### Task to carry out
Search the material for the string "accent", then return every line where it is found.

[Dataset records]

___

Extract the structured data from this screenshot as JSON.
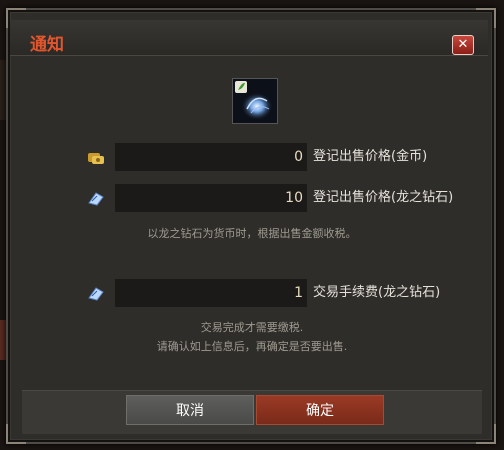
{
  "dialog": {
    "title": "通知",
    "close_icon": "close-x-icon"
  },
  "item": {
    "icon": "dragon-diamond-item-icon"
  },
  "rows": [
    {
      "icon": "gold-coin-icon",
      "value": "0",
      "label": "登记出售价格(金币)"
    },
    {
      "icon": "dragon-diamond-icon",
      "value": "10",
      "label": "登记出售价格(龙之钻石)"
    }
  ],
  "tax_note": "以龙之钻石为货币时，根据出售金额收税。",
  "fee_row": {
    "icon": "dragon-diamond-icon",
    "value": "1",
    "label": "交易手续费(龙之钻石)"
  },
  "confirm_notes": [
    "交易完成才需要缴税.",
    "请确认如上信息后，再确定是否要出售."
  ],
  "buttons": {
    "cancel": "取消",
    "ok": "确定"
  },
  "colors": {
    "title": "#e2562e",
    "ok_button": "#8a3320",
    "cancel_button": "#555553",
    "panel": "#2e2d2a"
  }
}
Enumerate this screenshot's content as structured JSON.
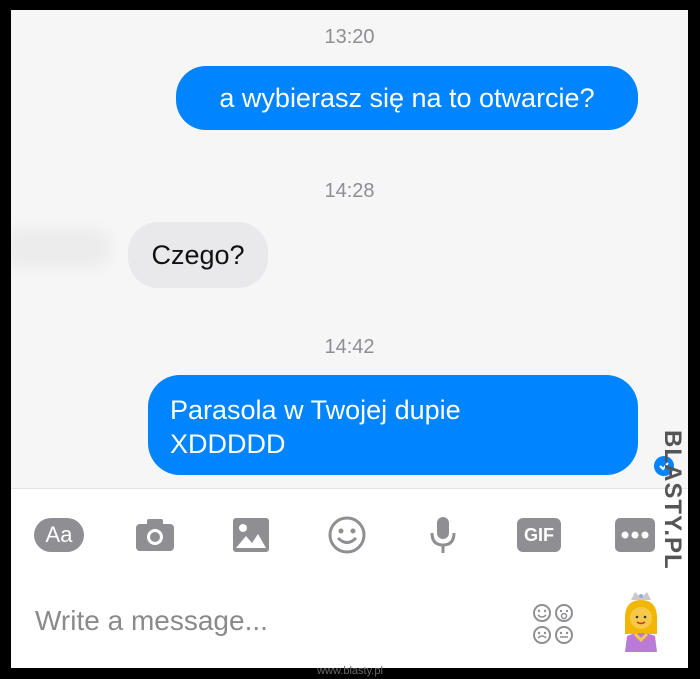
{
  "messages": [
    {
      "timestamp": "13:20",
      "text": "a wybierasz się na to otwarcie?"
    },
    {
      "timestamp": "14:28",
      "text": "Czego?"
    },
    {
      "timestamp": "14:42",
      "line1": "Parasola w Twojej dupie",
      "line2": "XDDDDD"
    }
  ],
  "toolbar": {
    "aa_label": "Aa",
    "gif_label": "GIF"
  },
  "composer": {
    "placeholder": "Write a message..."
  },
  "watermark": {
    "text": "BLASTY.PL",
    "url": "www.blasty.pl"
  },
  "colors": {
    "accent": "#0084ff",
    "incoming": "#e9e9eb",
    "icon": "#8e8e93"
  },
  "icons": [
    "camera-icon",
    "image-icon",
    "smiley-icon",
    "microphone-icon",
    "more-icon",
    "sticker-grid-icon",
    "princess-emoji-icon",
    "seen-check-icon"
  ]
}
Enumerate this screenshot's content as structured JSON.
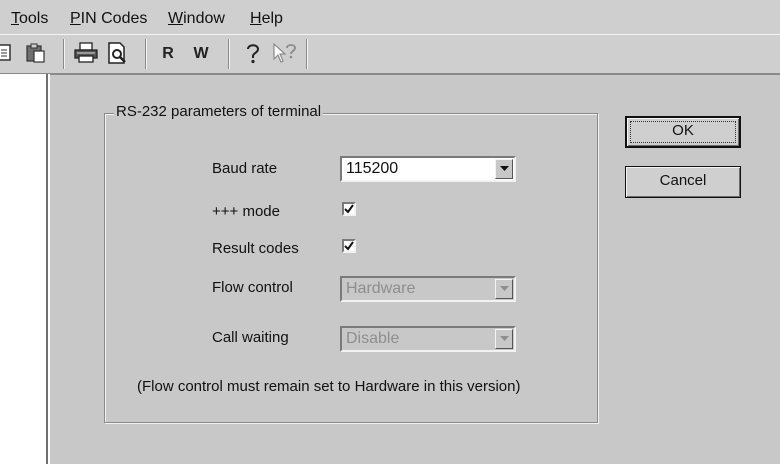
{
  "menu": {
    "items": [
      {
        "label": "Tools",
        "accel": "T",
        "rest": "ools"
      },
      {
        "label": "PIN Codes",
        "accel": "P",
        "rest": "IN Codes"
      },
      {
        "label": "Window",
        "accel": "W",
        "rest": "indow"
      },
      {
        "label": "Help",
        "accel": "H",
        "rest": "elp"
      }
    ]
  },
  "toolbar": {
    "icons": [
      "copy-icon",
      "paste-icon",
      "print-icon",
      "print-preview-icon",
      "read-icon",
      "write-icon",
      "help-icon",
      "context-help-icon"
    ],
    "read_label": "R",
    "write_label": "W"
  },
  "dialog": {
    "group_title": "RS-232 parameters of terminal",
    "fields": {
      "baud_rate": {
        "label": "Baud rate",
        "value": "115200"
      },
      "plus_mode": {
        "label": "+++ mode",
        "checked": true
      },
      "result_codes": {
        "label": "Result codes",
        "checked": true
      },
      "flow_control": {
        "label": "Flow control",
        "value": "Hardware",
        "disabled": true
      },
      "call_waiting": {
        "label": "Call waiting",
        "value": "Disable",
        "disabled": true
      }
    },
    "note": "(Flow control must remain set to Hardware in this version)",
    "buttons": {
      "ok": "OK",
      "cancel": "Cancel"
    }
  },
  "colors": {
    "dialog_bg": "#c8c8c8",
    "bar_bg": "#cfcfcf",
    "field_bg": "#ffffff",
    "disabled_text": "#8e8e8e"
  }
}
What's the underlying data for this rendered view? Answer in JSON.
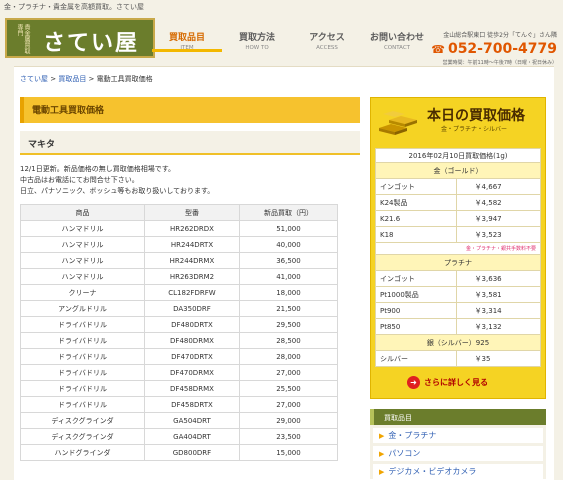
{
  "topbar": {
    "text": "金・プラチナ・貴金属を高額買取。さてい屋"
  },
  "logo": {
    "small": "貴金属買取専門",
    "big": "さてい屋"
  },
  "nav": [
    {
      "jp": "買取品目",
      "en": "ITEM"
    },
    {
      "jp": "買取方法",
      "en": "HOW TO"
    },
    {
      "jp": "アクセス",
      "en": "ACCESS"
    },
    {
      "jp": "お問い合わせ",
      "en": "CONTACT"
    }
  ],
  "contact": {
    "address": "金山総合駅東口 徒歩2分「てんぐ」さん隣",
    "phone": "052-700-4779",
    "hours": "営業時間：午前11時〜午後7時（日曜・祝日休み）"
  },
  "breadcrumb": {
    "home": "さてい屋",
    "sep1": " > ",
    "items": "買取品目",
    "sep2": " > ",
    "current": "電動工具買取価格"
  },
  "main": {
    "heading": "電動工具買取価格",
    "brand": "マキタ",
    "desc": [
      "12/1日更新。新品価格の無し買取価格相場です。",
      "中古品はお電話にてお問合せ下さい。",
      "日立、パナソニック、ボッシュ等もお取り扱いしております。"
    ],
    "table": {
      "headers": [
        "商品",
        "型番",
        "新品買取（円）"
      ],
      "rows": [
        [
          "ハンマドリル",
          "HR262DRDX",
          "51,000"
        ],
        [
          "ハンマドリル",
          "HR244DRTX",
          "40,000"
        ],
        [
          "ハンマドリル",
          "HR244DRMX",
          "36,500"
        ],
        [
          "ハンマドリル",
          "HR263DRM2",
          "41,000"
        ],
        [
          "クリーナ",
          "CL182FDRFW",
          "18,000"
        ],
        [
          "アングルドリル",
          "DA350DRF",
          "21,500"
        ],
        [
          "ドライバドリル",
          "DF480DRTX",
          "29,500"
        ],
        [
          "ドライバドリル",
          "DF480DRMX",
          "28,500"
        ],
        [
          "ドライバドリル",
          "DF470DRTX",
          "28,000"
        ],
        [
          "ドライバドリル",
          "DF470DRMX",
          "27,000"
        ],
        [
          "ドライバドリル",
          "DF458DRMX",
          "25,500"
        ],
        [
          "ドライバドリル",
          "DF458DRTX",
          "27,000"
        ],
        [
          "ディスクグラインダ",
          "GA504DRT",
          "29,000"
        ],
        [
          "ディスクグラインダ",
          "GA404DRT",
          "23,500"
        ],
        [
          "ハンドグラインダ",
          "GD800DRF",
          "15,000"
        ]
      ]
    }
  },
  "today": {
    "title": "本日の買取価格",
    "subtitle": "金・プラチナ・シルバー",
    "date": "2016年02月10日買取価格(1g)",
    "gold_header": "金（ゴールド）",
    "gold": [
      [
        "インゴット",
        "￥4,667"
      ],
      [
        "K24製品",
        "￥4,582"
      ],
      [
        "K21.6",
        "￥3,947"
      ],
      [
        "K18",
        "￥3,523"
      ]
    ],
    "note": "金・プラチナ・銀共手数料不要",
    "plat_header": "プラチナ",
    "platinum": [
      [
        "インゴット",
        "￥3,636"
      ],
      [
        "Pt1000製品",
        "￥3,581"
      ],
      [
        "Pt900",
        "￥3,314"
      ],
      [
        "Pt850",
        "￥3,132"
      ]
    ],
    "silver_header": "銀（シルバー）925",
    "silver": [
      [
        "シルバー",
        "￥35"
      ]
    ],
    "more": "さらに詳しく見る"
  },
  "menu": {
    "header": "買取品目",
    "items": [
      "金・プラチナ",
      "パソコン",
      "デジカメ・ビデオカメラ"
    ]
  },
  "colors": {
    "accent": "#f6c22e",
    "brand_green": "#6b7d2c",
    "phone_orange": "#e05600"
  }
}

___

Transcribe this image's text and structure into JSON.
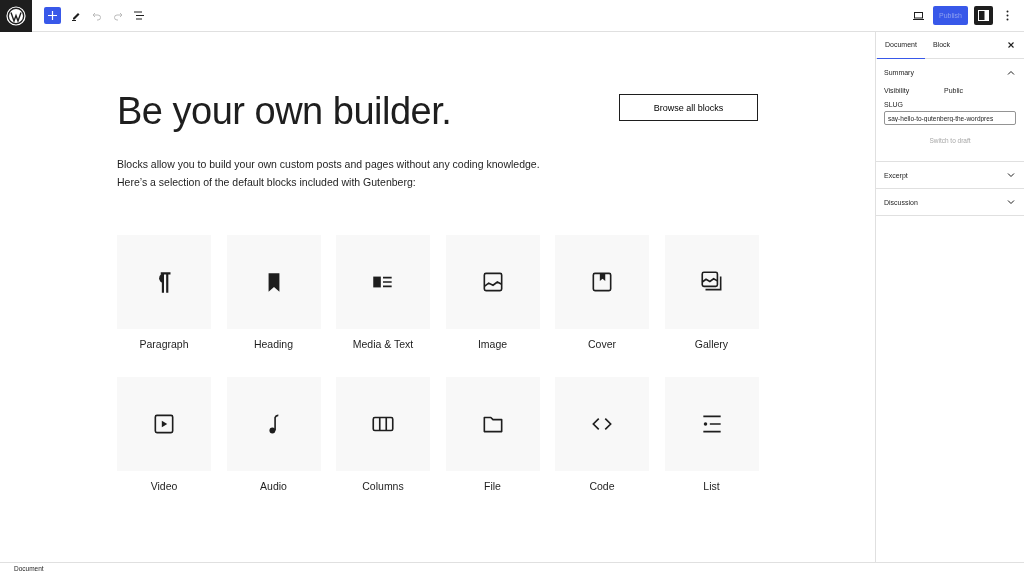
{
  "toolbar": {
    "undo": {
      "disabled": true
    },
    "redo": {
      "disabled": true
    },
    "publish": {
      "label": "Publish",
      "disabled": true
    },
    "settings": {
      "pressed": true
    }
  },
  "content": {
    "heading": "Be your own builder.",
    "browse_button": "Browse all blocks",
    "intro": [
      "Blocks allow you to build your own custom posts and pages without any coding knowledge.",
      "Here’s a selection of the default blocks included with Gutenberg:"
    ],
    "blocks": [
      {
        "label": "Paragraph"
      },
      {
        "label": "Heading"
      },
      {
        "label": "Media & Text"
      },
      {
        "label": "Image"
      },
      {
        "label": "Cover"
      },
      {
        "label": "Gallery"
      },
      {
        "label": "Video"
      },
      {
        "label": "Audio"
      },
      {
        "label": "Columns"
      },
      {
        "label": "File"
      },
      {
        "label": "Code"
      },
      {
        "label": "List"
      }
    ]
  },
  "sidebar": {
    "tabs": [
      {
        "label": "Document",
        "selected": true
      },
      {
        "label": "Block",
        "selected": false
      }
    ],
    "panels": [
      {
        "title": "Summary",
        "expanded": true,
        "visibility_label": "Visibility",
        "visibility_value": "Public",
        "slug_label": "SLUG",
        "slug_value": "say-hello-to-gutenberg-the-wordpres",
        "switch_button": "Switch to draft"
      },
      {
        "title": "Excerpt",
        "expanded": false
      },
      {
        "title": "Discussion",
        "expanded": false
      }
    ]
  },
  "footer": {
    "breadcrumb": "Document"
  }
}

___

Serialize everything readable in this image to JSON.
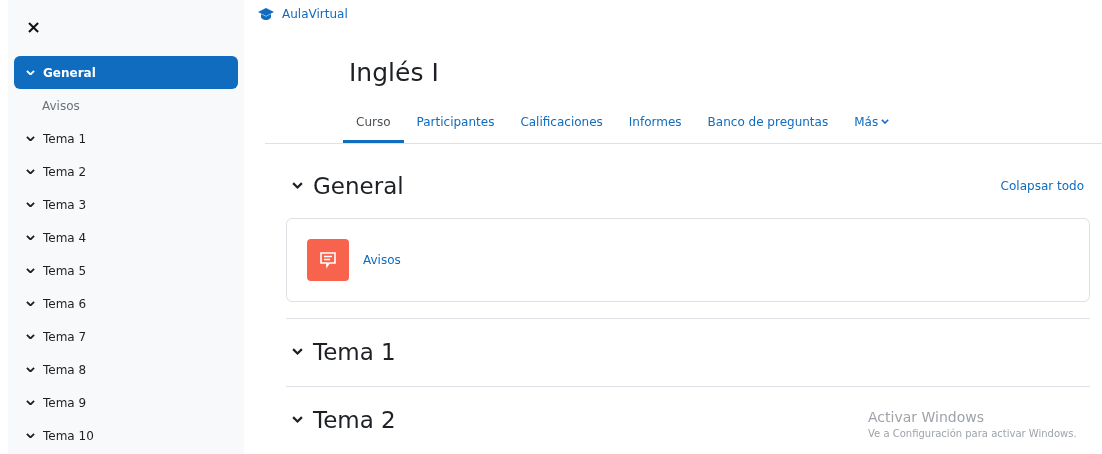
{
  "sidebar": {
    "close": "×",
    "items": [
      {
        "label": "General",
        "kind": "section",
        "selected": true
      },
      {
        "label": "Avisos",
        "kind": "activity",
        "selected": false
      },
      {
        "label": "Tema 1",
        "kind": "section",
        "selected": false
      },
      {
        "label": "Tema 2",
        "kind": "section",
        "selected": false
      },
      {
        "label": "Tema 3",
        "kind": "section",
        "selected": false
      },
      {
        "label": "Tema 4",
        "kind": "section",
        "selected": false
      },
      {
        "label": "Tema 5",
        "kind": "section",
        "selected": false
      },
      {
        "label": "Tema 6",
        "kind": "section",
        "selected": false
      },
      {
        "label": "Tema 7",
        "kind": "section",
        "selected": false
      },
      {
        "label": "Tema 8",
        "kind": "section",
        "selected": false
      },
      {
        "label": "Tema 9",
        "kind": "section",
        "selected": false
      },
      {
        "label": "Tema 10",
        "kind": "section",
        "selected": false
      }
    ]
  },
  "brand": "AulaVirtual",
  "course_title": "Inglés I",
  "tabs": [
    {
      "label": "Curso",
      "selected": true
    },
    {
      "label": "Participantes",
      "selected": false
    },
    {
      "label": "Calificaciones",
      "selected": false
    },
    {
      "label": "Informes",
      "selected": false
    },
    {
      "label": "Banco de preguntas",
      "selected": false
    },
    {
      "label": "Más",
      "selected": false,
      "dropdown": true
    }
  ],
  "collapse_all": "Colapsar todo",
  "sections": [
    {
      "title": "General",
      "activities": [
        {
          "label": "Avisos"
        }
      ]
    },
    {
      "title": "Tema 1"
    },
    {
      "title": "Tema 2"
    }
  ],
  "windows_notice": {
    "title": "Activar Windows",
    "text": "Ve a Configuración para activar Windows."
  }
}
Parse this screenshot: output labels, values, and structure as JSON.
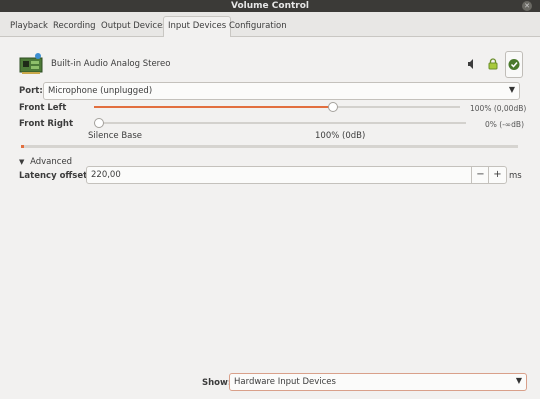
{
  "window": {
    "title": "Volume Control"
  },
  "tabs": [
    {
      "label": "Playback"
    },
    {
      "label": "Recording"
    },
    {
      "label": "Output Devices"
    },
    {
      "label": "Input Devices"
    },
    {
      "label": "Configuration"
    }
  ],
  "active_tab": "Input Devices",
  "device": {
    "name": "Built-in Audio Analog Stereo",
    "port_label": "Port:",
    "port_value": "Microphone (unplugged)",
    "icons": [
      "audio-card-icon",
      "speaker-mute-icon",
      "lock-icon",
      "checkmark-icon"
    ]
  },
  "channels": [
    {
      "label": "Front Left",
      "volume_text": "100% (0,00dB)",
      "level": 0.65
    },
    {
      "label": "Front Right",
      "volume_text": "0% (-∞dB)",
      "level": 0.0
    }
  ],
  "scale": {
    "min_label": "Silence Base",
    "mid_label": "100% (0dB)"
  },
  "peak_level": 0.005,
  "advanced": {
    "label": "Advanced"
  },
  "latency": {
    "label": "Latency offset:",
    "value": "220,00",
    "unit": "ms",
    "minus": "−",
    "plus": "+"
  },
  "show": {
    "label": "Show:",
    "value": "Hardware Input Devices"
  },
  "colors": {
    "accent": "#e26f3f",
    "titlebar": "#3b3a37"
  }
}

___

### Exercise answer
    "accent": "#0084ff",
    "accent": "#f6c22e",
    "accent": "#e26f3f",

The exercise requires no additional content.